### WHAT YOU NEED TO DO
Every record here should be printed again exactly.

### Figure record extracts
• • •

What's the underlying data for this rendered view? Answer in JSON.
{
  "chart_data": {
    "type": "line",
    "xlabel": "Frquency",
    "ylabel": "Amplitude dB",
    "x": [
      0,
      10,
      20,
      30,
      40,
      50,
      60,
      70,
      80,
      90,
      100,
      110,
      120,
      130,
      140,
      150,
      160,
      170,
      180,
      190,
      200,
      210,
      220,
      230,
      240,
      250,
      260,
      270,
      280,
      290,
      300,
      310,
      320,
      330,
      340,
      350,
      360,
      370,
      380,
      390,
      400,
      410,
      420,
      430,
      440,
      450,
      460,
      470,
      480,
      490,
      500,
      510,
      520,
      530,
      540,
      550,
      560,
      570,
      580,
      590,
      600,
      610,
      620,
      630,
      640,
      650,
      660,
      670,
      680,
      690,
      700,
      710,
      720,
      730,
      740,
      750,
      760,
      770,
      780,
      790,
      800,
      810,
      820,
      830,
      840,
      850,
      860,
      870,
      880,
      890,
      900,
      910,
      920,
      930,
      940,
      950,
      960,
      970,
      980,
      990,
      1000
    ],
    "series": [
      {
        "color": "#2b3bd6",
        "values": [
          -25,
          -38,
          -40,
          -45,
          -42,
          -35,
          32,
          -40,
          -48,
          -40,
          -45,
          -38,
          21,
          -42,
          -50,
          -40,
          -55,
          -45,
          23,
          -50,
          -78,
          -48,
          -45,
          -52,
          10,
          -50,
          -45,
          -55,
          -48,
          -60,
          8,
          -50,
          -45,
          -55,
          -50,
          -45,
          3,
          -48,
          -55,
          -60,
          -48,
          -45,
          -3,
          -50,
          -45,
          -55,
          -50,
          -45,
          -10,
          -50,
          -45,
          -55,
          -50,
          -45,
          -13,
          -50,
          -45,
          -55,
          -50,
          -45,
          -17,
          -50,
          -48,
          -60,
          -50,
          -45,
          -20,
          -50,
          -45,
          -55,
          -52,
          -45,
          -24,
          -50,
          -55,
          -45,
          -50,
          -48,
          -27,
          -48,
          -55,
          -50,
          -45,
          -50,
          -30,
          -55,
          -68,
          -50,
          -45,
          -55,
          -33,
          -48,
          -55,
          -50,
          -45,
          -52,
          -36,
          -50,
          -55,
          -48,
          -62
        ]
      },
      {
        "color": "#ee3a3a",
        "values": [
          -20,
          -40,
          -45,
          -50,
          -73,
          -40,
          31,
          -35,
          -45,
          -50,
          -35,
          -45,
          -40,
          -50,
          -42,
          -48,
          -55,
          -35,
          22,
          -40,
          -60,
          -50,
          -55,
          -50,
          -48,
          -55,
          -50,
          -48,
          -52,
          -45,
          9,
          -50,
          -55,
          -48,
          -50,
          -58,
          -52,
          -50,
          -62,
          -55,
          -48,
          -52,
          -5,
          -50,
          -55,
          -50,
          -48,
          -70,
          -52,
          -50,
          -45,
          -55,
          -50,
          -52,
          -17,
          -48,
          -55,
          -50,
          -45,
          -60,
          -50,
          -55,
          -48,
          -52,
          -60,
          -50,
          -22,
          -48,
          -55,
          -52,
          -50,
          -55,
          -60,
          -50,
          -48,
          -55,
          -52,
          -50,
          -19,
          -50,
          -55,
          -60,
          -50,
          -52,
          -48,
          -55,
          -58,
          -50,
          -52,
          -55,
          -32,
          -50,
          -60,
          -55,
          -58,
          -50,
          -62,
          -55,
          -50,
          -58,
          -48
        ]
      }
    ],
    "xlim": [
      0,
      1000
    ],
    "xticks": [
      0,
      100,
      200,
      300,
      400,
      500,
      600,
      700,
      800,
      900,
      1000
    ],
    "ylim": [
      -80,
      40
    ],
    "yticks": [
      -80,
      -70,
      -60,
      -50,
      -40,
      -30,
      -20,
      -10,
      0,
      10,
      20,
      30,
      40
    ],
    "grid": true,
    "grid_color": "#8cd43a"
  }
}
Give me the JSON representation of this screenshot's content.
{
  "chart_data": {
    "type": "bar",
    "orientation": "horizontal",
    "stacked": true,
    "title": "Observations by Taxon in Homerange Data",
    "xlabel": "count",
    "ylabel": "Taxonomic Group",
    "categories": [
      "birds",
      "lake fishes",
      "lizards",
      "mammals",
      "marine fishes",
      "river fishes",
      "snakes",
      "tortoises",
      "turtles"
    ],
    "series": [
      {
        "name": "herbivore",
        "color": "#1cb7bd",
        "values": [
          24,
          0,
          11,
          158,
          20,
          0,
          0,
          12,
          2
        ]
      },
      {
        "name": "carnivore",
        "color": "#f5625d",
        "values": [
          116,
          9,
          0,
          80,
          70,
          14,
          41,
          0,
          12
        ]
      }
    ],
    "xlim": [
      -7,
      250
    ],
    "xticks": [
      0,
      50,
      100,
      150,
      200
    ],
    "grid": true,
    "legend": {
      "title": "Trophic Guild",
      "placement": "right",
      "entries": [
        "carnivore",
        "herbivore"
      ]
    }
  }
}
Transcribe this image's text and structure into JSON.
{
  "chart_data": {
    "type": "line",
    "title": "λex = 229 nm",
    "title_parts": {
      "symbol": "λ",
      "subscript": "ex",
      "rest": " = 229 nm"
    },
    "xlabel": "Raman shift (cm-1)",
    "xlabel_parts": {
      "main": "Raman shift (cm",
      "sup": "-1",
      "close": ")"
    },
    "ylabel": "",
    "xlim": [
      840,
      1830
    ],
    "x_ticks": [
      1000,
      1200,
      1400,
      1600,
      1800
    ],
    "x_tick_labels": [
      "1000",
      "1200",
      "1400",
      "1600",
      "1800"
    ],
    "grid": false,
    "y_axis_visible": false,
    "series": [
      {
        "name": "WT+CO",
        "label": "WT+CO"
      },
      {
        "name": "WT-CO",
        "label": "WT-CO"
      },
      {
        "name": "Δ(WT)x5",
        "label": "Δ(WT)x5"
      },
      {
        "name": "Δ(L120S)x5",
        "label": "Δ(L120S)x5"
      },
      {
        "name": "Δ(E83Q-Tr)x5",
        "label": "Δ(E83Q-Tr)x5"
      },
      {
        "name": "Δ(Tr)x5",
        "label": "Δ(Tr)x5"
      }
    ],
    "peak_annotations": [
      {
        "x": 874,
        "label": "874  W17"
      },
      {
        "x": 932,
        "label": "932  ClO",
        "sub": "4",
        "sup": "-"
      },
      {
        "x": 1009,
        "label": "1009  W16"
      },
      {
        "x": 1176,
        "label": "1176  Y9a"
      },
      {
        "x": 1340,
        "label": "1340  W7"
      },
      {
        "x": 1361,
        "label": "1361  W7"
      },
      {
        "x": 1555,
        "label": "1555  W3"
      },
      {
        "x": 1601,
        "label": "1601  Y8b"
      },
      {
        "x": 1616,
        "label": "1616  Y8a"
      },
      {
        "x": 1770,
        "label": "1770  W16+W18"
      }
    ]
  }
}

• • •

### EXERCISE SOLUTION
What's the underlying data for this rendered view? Answer in JSON.
{
  "chart_data": {
    "type": "line",
    "xlabel": "Frquency",
    "ylabel": "Amplitude dB",
    "x": [
      0,
      10,
      20,
      30,
      40,
      50,
      60,
      70,
      80,
      90,
      100,
      110,
      120,
      130,
      140,
      150,
      160,
      170,
      180,
      190,
      200,
      210,
      220,
      230,
      240,
      250,
      260,
      270,
      280,
      290,
      300,
      310,
      320,
      330,
      340,
      350,
      360,
      370,
      380,
      390,
      400,
      410,
      420,
      430,
      440,
      450,
      460,
      470,
      480,
      490,
      500,
      510,
      520,
      530,
      540,
      550,
      560,
      570,
      580,
      590,
      600,
      610,
      620,
      630,
      640,
      650,
      660,
      670,
      680,
      690,
      700,
      710,
      720,
      730,
      740,
      750,
      760,
      770,
      780,
      790,
      800,
      810,
      820,
      830,
      840,
      850,
      860,
      870,
      880,
      890,
      900,
      910,
      920,
      930,
      940,
      950,
      960,
      970,
      980,
      990,
      1000
    ],
    "series": [
      {
        "color": "#2b3bd6",
        "values": [
          -25,
          -38,
          -40,
          -45,
          -42,
          -35,
          32,
          -40,
          -48,
          -40,
          -45,
          -38,
          21,
          -42,
          -50,
          -40,
          -55,
          -45,
          23,
          -50,
          -78,
          -48,
          -45,
          -52,
          10,
          -50,
          -45,
          -55,
          -48,
          -60,
          8,
          -50,
          -45,
          -55,
          -50,
          -45,
          3,
          -48,
          -55,
          -60,
          -48,
          -45,
          -3,
          -50,
          -45,
          -55,
          -50,
          -45,
          -10,
          -50,
          -45,
          -55,
          -50,
          -45,
          -13,
          -50,
          -45,
          -55,
          -50,
          -45,
          -17,
          -50,
          -48,
          -60,
          -50,
          -45,
          -20,
          -50,
          -45,
          -55,
          -52,
          -45,
          -24,
          -50,
          -55,
          -45,
          -50,
          -48,
          -27,
          -48,
          -55,
          -50,
          -45,
          -50,
          -30,
          -55,
          -68,
          -50,
          -45,
          -55,
          -33,
          -48,
          -55,
          -50,
          -45,
          -52,
          -36,
          -50,
          -55,
          -48,
          -62
        ]
      },
      {
        "color": "#ee3a3a",
        "values": [
          -20,
          -40,
          -45,
          -50,
          -73,
          -40,
          31,
          -35,
          -45,
          -50,
          -35,
          -45,
          -40,
          -50,
          -42,
          -48,
          -55,
          -35,
          22,
          -40,
          -60,
          -50,
          -55,
          -50,
          -48,
          -55,
          -50,
          -48,
          -52,
          -45,
          9,
          -50,
          -55,
          -48,
          -50,
          -58,
          -52,
          -50,
          -62,
          -55,
          -48,
          -52,
          -5,
          -50,
          -55,
          -50,
          -48,
          -70,
          -52,
          -50,
          -45,
          -55,
          -50,
          -52,
          -17,
          -48,
          -55,
          -50,
          -45,
          -60,
          -50,
          -55,
          -48,
          -52,
          -60,
          -50,
          -22,
          -48,
          -55,
          -52,
          -50,
          -55,
          -60,
          -50,
          -48,
          -55,
          -52,
          -50,
          -19,
          -50,
          -55,
          -60,
          -50,
          -52,
          -48,
          -55,
          -58,
          -50,
          -52,
          -55,
          -32,
          -50,
          -60,
          -55,
          -58,
          -50,
          -62,
          -55,
          -50,
          -58,
          -48
        ]
      }
    ],
    "xlim": [
      0,
      1000
    ],
    "xticks": [
      0,
      100,
      200,
      300,
      400,
      500,
      600,
      700,
      800,
      900,
      1000
    ],
    "ylim": [
      -80,
      40
    ],
    "yticks": [
      -80,
      -70,
      -60,
      -50,
      -40,
      -30,
      -20,
      -10,
      0,
      10,
      20,
      30,
      40
    ],
    "grid": true,
    "grid_color": "#8cd43a"
  }
}
Give me the JSON representation of this screenshot's content.
{
  "chart_data": {
    "type": "bar",
    "orientation": "horizontal",
    "stacked": true,
    "title": "Observations by Taxon in Homerange Data",
    "xlabel": "count",
    "ylabel": "Taxonomic Group",
    "categories": [
      "birds",
      "lake fishes",
      "lizards",
      "mammals",
      "marine fishes",
      "river fishes",
      "snakes",
      "tortoises",
      "turtles"
    ],
    "series": [
      {
        "name": "herbivore",
        "color": "#1cb7bd",
        "values": [
          24,
          0,
          11,
          158,
          20,
          0,
          0,
          12,
          2
        ]
      },
      {
        "name": "carnivore",
        "color": "#f5625d",
        "values": [
          116,
          9,
          0,
          80,
          70,
          14,
          41,
          0,
          12
        ]
      }
    ],
    "xlim": [
      -7,
      250
    ],
    "xticks": [
      0,
      50,
      100,
      150,
      200
    ],
    "grid": true,
    "legend": {
      "title": "Trophic Guild",
      "placement": "right",
      "entries": [
        "carnivore",
        "herbivore"
      ]
    }
  }
}
Transcribe this image's text and structure into JSON.
{
  "chart_data": {
    "type": "line",
    "title": "λex = 229 nm",
    "title_parts": {
      "symbol": "λ",
      "subscript": "ex",
      "rest": " = 229 nm"
    },
    "xlabel": "Raman shift (cm-1)",
    "xlabel_parts": {
      "main": "Raman shift (cm",
      "sup": "-1",
      "close": ")"
    },
    "ylabel": "",
    "xlim": [
      840,
      1830
    ],
    "x_ticks": [
      1000,
      1200,
      1400,
      1600,
      1800
    ],
    "x_tick_labels": [
      "1000",
      "1200",
      "1400",
      "1600",
      "1800"
    ],
    "grid": false,
    "y_axis_visible": false,
    "series": [
      {
        "name": "WT+CO",
        "label": "WT+CO"
      },
      {
        "name": "WT-CO",
        "label": "WT-CO"
      },
      {
        "name": "Δ(WT)x5",
        "label": "Δ(WT)x5"
      },
      {
        "name": "Δ(L120S)x5",
        "label": "Δ(L120S)x5"
      },
      {
        "name": "Δ(E83Q-Tr)x5",
        "label": "Δ(E83Q-Tr)x5"
      },
      {
        "name": "Δ(Tr)x5",
        "label": "Δ(Tr)x5"
      }
    ],
    "peak_annotations": [
      {
        "x": 874,
        "label": "874  W17"
      },
      {
        "x": 932,
        "label": "932  ClO",
        "sub": "4",
        "sup": "-"
      },
      {
        "x": 1009,
        "label": "1009  W16"
      },
      {
        "x": 1176,
        "label": "1176  Y9a"
      },
      {
        "x": 1340,
        "label": "1340  W7"
      },
      {
        "x": 1361,
        "label": "1361  W7"
      },
      {
        "x": 1555,
        "label": "1555  W3"
      },
      {
        "x": 1601,
        "label": "1601  Y8b"
      },
      {
        "x": 1616,
        "label": "1616  Y8a"
      },
      {
        "x": 1770,
        "label": "1770  W16+W18"
      }
    ]
  }
}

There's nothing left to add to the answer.